Layout element entries:
** start **

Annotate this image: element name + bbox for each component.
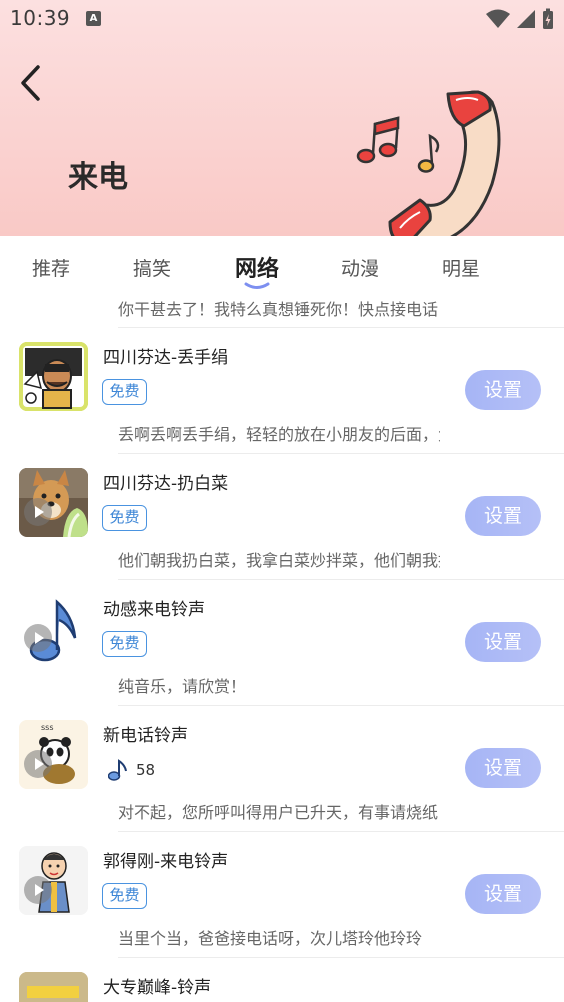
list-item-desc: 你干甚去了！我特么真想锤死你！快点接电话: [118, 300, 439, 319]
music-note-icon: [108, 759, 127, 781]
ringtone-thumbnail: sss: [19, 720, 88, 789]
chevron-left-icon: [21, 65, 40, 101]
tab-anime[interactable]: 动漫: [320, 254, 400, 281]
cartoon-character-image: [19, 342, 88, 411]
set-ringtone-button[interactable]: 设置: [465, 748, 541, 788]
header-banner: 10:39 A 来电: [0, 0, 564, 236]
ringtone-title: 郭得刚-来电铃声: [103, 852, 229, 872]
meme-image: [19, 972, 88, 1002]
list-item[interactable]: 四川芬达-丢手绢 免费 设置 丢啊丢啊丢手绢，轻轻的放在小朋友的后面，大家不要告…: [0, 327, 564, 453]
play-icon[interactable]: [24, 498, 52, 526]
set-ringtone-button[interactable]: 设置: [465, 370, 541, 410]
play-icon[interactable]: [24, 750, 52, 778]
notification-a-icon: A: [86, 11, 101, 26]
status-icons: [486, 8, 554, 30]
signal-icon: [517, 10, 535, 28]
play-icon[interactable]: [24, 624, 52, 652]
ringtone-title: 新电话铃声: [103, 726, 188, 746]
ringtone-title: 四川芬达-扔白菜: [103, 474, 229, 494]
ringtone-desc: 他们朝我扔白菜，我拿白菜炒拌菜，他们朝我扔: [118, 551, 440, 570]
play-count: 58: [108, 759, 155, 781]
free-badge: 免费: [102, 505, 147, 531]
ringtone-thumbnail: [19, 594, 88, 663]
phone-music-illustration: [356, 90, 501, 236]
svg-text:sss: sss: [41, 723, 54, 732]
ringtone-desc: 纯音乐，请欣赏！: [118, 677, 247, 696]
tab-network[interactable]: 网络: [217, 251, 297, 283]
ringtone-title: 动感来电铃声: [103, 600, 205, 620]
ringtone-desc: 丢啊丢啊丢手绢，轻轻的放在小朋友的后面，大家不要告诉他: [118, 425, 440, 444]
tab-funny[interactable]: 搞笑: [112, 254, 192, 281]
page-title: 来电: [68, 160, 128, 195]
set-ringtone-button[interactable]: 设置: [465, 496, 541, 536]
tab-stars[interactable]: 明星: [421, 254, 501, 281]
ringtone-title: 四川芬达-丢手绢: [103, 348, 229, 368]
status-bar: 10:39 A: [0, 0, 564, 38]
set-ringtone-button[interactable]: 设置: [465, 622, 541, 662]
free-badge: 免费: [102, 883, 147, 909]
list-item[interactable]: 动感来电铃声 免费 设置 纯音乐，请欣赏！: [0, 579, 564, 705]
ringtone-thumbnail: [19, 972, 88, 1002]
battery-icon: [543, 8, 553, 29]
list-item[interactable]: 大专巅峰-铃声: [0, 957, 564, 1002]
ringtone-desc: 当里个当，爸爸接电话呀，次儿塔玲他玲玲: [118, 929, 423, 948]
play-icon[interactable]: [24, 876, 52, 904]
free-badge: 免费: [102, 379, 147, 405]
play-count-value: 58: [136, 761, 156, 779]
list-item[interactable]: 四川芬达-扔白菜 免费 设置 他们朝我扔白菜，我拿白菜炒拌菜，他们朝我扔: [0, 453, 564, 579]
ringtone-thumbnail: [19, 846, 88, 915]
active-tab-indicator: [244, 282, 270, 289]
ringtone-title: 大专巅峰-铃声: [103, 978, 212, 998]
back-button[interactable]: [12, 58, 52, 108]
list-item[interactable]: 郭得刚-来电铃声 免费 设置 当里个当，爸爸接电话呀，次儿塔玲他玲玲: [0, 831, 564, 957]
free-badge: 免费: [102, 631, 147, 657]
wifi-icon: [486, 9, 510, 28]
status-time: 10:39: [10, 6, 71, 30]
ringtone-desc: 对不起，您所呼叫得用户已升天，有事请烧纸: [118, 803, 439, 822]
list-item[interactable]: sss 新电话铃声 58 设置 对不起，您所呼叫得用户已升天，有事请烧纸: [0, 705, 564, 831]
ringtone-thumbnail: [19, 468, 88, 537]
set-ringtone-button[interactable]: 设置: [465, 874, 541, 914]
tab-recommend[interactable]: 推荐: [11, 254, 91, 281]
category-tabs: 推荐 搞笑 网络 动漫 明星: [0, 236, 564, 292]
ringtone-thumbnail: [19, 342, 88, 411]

** end **

— Objective —
Could you output the material above exactly as it stands, from the line containing "list-item-desc: 你干甚去了！我特么真想锤死你！快点接电话: [118, 300, 439, 319]" up to and including the line containing "page-title: 来电: [68, 160, 128, 195]"?

— The reply —
list-item-desc: 你干甚去了！我特么真想锤死你！快点接电话: [118, 300, 439, 319]
music-note-icon: [108, 759, 127, 781]
ringtone-thumbnail: sss: [19, 720, 88, 789]
chevron-left-icon: [21, 65, 40, 101]
tab-anime[interactable]: 动漫: [320, 254, 400, 281]
cartoon-character-image: [19, 342, 88, 411]
set-ringtone-button[interactable]: 设置: [465, 748, 541, 788]
header-banner: 10:39 A 来电: [0, 0, 564, 236]
ringtone-title: 郭得刚-来电铃声: [103, 852, 229, 872]
meme-image: [19, 972, 88, 1002]
list-item[interactable]: 四川芬达-丢手绢 免费 设置 丢啊丢啊丢手绢，轻轻的放在小朋友的后面，大家不要告…: [0, 327, 564, 453]
play-icon[interactable]: [24, 498, 52, 526]
set-ringtone-button[interactable]: 设置: [465, 370, 541, 410]
play-icon[interactable]: [24, 750, 52, 778]
notification-a-icon: A: [86, 11, 101, 26]
status-icons: [486, 8, 554, 30]
signal-icon: [517, 10, 535, 28]
play-icon[interactable]: [24, 624, 52, 652]
ringtone-title: 新电话铃声: [103, 726, 188, 746]
ringtone-title: 四川芬达-扔白菜: [103, 474, 229, 494]
ringtone-desc: 他们朝我扔白菜，我拿白菜炒拌菜，他们朝我扔: [118, 551, 440, 570]
play-count: 58: [108, 759, 155, 781]
free-badge: 免费: [102, 505, 147, 531]
ringtone-thumbnail: [19, 594, 88, 663]
phone-music-illustration: [356, 90, 501, 236]
svg-text:sss: sss: [41, 723, 54, 732]
ringtone-desc: 纯音乐，请欣赏！: [118, 677, 247, 696]
tab-network[interactable]: 网络: [217, 251, 297, 283]
ringtone-title: 动感来电铃声: [103, 600, 205, 620]
ringtone-desc: 丢啊丢啊丢手绢，轻轻的放在小朋友的后面，大家不要告诉他: [118, 425, 440, 444]
tab-funny[interactable]: 搞笑: [112, 254, 192, 281]
page-title: 来电: [68, 160, 128, 195]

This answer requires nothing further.